[Data entries]
--------------------------------

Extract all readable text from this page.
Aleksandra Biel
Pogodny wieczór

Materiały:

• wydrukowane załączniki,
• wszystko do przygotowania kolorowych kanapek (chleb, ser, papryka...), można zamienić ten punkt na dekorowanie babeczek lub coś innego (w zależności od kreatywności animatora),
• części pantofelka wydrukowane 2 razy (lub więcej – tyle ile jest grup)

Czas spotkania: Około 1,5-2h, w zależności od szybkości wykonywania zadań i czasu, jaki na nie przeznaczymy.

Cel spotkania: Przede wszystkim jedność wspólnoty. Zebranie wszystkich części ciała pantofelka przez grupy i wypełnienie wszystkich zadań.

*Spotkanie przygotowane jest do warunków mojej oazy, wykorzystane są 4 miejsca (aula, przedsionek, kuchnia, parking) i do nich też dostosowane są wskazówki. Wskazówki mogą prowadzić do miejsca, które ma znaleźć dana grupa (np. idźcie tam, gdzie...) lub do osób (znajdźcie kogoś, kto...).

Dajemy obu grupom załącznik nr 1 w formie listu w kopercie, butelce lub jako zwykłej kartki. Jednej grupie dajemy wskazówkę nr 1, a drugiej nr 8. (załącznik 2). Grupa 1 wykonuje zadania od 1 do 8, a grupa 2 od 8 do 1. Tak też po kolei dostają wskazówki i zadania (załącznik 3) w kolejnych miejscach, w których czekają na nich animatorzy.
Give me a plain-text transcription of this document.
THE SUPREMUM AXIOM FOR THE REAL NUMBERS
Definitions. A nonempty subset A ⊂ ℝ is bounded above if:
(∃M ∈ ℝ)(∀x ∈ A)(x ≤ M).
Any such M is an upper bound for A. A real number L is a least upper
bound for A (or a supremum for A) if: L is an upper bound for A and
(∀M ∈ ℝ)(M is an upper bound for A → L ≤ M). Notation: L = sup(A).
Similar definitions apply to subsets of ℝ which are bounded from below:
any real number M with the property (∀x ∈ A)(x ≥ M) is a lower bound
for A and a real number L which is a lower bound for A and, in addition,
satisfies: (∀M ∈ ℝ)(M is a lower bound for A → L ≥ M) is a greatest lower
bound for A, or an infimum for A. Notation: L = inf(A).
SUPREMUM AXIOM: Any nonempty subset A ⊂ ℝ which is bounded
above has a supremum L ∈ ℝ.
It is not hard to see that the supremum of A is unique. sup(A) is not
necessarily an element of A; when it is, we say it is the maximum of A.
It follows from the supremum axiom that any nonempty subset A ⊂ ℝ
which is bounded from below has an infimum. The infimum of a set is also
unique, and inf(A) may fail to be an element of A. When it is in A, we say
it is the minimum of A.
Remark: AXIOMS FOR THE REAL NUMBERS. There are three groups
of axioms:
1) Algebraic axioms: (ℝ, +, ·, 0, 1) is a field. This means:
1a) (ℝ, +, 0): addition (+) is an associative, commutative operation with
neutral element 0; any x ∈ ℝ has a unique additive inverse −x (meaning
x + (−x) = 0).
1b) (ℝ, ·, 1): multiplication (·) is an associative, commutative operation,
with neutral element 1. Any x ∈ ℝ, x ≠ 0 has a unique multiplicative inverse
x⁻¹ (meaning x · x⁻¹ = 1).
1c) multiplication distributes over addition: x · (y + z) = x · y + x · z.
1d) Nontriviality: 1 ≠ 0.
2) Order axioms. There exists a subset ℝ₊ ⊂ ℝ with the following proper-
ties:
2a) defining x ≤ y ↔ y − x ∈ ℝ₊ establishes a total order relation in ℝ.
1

--------------------------------

**THE PROBLEM**
Copy out all of the records above with nothing altered.

**EXPECTED ANSWER**
Extract all readable text from this page.
Aleksandra Biel
Pogodny wieczór

Materiały:

• wydrukowane załączniki,
• wszystko do przygotowania kolorowych kanapek (chleb, ser, papryka...), można zamienić ten punkt na dekorowanie babeczek lub coś innego (w zależności od kreatywności animatora),
• części pantofelka wydrukowane 2 razy (lub więcej – tyle ile jest grup)

Czas spotkania: Około 1,5-2h, w zależności od szybkości wykonywania zadań i czasu, jaki na nie przeznaczymy.

Cel spotkania: Przede wszystkim jedność wspólnoty. Zebranie wszystkich części ciała pantofelka przez grupy i wypełnienie wszystkich zadań.

*Spotkanie przygotowane jest do warunków mojej oazy, wykorzystane są 4 miejsca (aula, przedsionek, kuchnia, parking) i do nich też dostosowane są wskazówki. Wskazówki mogą prowadzić do miejsca, które ma znaleźć dana grupa (np. idźcie tam, gdzie...) lub do osób (znajdźcie kogoś, kto...).

Dajemy obu grupom załącznik nr 1 w formie listu w kopercie, butelce lub jako zwykłej kartki. Jednej grupie dajemy wskazówkę nr 1, a drugiej nr 8. (załącznik 2). Grupa 1 wykonuje zadania od 1 do 8, a grupa 2 od 8 do 1. Tak też po kolei dostają wskazówki i zadania (załącznik 3) w kolejnych miejscach, w których czekają na nich animatorzy.
Give me a plain-text transcription of this document.
THE SUPREMUM AXIOM FOR THE REAL NUMBERS
Definitions. A nonempty subset A ⊂ ℝ is bounded above if:
(∃M ∈ ℝ)(∀x ∈ A)(x ≤ M).
Any such M is an upper bound for A. A real number L is a least upper
bound for A (or a supremum for A) if: L is an upper bound for A and
(∀M ∈ ℝ)(M is an upper bound for A → L ≤ M). Notation: L = sup(A).
Similar definitions apply to subsets of ℝ which are bounded from below:
any real number M with the property (∀x ∈ A)(x ≥ M) is a lower bound
for A and a real number L which is a lower bound for A and, in addition,
satisfies: (∀M ∈ ℝ)(M is a lower bound for A → L ≥ M) is a greatest lower
bound for A, or an infimum for A. Notation: L = inf(A).
SUPREMUM AXIOM: Any nonempty subset A ⊂ ℝ which is bounded
above has a supremum L ∈ ℝ.
It is not hard to see that the supremum of A is unique. sup(A) is not
necessarily an element of A; when it is, we say it is the maximum of A.
It follows from the supremum axiom that any nonempty subset A ⊂ ℝ
which is bounded from below has an infimum. The infimum of a set is also
unique, and inf(A) may fail to be an element of A. When it is in A, we say
it is the minimum of A.
Remark: AXIOMS FOR THE REAL NUMBERS. There are three groups
of axioms:
1) Algebraic axioms: (ℝ, +, ·, 0, 1) is a field. This means:
1a) (ℝ, +, 0): addition (+) is an associative, commutative operation with
neutral element 0; any x ∈ ℝ has a unique additive inverse −x (meaning
x + (−x) = 0).
1b) (ℝ, ·, 1): multiplication (·) is an associative, commutative operation,
with neutral element 1. Any x ∈ ℝ, x ≠ 0 has a unique multiplicative inverse
x⁻¹ (meaning x · x⁻¹ = 1).
1c) multiplication distributes over addition: x · (y + z) = x · y + x · z.
1d) Nontriviality: 1 ≠ 0.
2) Order axioms. There exists a subset ℝ₊ ⊂ ℝ with the following proper-
ties:
2a) defining x ≤ y ↔ y − x ∈ ℝ₊ establishes a total order relation in ℝ.
1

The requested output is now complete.